WRITTEN EXERCISE: Type out all the records word for word. Any pictures are to be left out.

Stored data entries:
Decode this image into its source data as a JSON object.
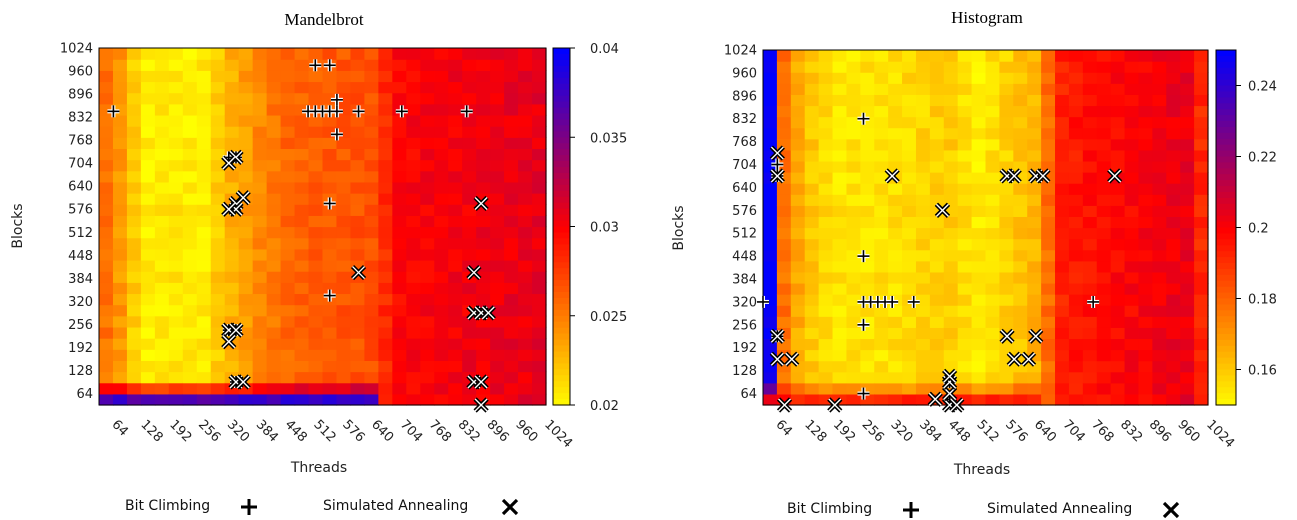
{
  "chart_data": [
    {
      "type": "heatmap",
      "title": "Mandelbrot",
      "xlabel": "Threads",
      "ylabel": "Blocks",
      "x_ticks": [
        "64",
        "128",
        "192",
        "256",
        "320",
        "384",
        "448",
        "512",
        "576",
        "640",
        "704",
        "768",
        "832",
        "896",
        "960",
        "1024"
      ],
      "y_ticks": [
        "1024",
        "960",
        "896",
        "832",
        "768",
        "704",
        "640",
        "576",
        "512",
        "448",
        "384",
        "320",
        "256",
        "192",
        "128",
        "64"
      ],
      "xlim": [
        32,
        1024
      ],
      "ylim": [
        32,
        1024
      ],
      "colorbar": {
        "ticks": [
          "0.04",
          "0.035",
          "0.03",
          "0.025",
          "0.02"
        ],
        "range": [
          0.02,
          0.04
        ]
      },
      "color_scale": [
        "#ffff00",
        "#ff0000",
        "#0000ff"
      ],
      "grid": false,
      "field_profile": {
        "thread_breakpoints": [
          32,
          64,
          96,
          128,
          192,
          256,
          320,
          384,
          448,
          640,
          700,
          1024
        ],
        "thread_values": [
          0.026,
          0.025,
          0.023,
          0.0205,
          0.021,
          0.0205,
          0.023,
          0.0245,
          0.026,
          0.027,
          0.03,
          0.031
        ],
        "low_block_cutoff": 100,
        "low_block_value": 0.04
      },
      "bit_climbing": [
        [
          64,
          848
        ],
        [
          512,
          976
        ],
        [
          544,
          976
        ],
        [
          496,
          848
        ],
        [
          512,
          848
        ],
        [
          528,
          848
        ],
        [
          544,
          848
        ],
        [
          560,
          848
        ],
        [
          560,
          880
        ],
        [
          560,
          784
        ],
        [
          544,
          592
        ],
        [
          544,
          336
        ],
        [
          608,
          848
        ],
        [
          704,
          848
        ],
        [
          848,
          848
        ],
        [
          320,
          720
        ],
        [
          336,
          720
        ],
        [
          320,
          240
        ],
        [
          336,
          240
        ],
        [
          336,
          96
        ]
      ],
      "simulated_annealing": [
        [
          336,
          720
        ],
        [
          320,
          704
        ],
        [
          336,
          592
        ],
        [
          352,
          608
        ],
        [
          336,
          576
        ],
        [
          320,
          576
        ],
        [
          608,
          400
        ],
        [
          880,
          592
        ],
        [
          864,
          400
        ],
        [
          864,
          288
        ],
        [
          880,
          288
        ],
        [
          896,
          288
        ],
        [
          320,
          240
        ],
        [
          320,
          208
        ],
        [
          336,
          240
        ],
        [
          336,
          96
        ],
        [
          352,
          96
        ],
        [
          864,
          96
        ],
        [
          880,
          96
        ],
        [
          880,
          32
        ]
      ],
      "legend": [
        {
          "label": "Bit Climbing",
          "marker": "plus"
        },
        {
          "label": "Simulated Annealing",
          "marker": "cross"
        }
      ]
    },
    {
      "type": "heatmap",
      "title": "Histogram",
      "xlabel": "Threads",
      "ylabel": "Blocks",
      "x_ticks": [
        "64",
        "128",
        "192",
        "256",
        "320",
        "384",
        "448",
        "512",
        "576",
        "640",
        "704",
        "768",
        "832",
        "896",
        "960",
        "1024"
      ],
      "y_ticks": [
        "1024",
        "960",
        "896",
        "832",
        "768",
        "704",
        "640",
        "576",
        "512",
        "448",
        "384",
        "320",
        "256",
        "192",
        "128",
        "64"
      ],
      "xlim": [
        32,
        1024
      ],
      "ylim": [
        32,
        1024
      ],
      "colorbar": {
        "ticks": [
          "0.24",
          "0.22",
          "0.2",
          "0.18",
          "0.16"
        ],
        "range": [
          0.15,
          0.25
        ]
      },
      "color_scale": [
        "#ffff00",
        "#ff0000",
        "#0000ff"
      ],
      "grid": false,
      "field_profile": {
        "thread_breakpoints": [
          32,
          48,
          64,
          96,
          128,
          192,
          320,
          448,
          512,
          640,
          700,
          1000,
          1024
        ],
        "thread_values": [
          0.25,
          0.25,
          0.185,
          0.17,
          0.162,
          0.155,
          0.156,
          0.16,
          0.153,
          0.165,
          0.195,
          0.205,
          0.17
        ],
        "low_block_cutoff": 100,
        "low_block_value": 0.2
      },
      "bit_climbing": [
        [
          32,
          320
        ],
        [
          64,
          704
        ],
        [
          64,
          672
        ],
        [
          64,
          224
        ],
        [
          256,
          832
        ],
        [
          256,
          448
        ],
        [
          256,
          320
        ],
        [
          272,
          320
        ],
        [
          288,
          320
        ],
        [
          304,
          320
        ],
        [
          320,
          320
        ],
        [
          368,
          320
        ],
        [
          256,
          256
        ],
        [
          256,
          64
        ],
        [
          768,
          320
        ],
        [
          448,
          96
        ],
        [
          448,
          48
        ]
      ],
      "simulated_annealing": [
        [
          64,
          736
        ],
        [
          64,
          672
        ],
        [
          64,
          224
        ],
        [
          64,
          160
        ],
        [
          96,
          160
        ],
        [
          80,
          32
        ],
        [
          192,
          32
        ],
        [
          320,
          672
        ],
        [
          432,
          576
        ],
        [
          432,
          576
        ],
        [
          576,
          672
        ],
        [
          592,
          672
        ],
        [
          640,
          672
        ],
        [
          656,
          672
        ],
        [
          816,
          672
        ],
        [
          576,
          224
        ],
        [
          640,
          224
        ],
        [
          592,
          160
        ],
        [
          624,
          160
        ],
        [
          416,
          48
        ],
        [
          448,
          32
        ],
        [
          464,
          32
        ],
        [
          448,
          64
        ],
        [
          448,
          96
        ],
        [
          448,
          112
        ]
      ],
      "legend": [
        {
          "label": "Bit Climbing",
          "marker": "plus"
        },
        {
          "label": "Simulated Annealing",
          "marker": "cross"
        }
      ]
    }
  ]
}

THE RESULT:
Decode this image into its source data as a JSON object.
{
  "chart_data": [
    {
      "type": "heatmap",
      "title": "Mandelbrot",
      "xlabel": "Threads",
      "ylabel": "Blocks",
      "x_ticks": [
        "64",
        "128",
        "192",
        "256",
        "320",
        "384",
        "448",
        "512",
        "576",
        "640",
        "704",
        "768",
        "832",
        "896",
        "960",
        "1024"
      ],
      "y_ticks": [
        "1024",
        "960",
        "896",
        "832",
        "768",
        "704",
        "640",
        "576",
        "512",
        "448",
        "384",
        "320",
        "256",
        "192",
        "128",
        "64"
      ],
      "xlim": [
        32,
        1024
      ],
      "ylim": [
        32,
        1024
      ],
      "colorbar": {
        "ticks": [
          "0.04",
          "0.035",
          "0.03",
          "0.025",
          "0.02"
        ],
        "range": [
          0.02,
          0.04
        ]
      },
      "color_scale": [
        "#ffff00",
        "#ff0000",
        "#0000ff"
      ],
      "grid": false,
      "field_profile": {
        "thread_breakpoints": [
          32,
          64,
          96,
          128,
          192,
          256,
          320,
          384,
          448,
          640,
          700,
          1024
        ],
        "thread_values": [
          0.026,
          0.025,
          0.023,
          0.0205,
          0.021,
          0.0205,
          0.023,
          0.0245,
          0.026,
          0.027,
          0.03,
          0.031
        ],
        "low_block_cutoff": 100,
        "low_block_value": 0.04
      },
      "bit_climbing": [
        [
          64,
          848
        ],
        [
          512,
          976
        ],
        [
          544,
          976
        ],
        [
          496,
          848
        ],
        [
          512,
          848
        ],
        [
          528,
          848
        ],
        [
          544,
          848
        ],
        [
          560,
          848
        ],
        [
          560,
          880
        ],
        [
          560,
          784
        ],
        [
          544,
          592
        ],
        [
          544,
          336
        ],
        [
          608,
          848
        ],
        [
          704,
          848
        ],
        [
          848,
          848
        ],
        [
          320,
          720
        ],
        [
          336,
          720
        ],
        [
          320,
          240
        ],
        [
          336,
          240
        ],
        [
          336,
          96
        ]
      ],
      "simulated_annealing": [
        [
          336,
          720
        ],
        [
          320,
          704
        ],
        [
          336,
          592
        ],
        [
          352,
          608
        ],
        [
          336,
          576
        ],
        [
          320,
          576
        ],
        [
          608,
          400
        ],
        [
          880,
          592
        ],
        [
          864,
          400
        ],
        [
          864,
          288
        ],
        [
          880,
          288
        ],
        [
          896,
          288
        ],
        [
          320,
          240
        ],
        [
          320,
          208
        ],
        [
          336,
          240
        ],
        [
          336,
          96
        ],
        [
          352,
          96
        ],
        [
          864,
          96
        ],
        [
          880,
          96
        ],
        [
          880,
          32
        ]
      ],
      "legend": [
        {
          "label": "Bit Climbing",
          "marker": "plus"
        },
        {
          "label": "Simulated Annealing",
          "marker": "cross"
        }
      ]
    },
    {
      "type": "heatmap",
      "title": "Histogram",
      "xlabel": "Threads",
      "ylabel": "Blocks",
      "x_ticks": [
        "64",
        "128",
        "192",
        "256",
        "320",
        "384",
        "448",
        "512",
        "576",
        "640",
        "704",
        "768",
        "832",
        "896",
        "960",
        "1024"
      ],
      "y_ticks": [
        "1024",
        "960",
        "896",
        "832",
        "768",
        "704",
        "640",
        "576",
        "512",
        "448",
        "384",
        "320",
        "256",
        "192",
        "128",
        "64"
      ],
      "xlim": [
        32,
        1024
      ],
      "ylim": [
        32,
        1024
      ],
      "colorbar": {
        "ticks": [
          "0.24",
          "0.22",
          "0.2",
          "0.18",
          "0.16"
        ],
        "range": [
          0.15,
          0.25
        ]
      },
      "color_scale": [
        "#ffff00",
        "#ff0000",
        "#0000ff"
      ],
      "grid": false,
      "field_profile": {
        "thread_breakpoints": [
          32,
          48,
          64,
          96,
          128,
          192,
          320,
          448,
          512,
          640,
          700,
          1000,
          1024
        ],
        "thread_values": [
          0.25,
          0.25,
          0.185,
          0.17,
          0.162,
          0.155,
          0.156,
          0.16,
          0.153,
          0.165,
          0.195,
          0.205,
          0.17
        ],
        "low_block_cutoff": 100,
        "low_block_value": 0.2
      },
      "bit_climbing": [
        [
          32,
          320
        ],
        [
          64,
          704
        ],
        [
          64,
          672
        ],
        [
          64,
          224
        ],
        [
          256,
          832
        ],
        [
          256,
          448
        ],
        [
          256,
          320
        ],
        [
          272,
          320
        ],
        [
          288,
          320
        ],
        [
          304,
          320
        ],
        [
          320,
          320
        ],
        [
          368,
          320
        ],
        [
          256,
          256
        ],
        [
          256,
          64
        ],
        [
          768,
          320
        ],
        [
          448,
          96
        ],
        [
          448,
          48
        ]
      ],
      "simulated_annealing": [
        [
          64,
          736
        ],
        [
          64,
          672
        ],
        [
          64,
          224
        ],
        [
          64,
          160
        ],
        [
          96,
          160
        ],
        [
          80,
          32
        ],
        [
          192,
          32
        ],
        [
          320,
          672
        ],
        [
          432,
          576
        ],
        [
          432,
          576
        ],
        [
          576,
          672
        ],
        [
          592,
          672
        ],
        [
          640,
          672
        ],
        [
          656,
          672
        ],
        [
          816,
          672
        ],
        [
          576,
          224
        ],
        [
          640,
          224
        ],
        [
          592,
          160
        ],
        [
          624,
          160
        ],
        [
          416,
          48
        ],
        [
          448,
          32
        ],
        [
          464,
          32
        ],
        [
          448,
          64
        ],
        [
          448,
          96
        ],
        [
          448,
          112
        ]
      ],
      "legend": [
        {
          "label": "Bit Climbing",
          "marker": "plus"
        },
        {
          "label": "Simulated Annealing",
          "marker": "cross"
        }
      ]
    }
  ]
}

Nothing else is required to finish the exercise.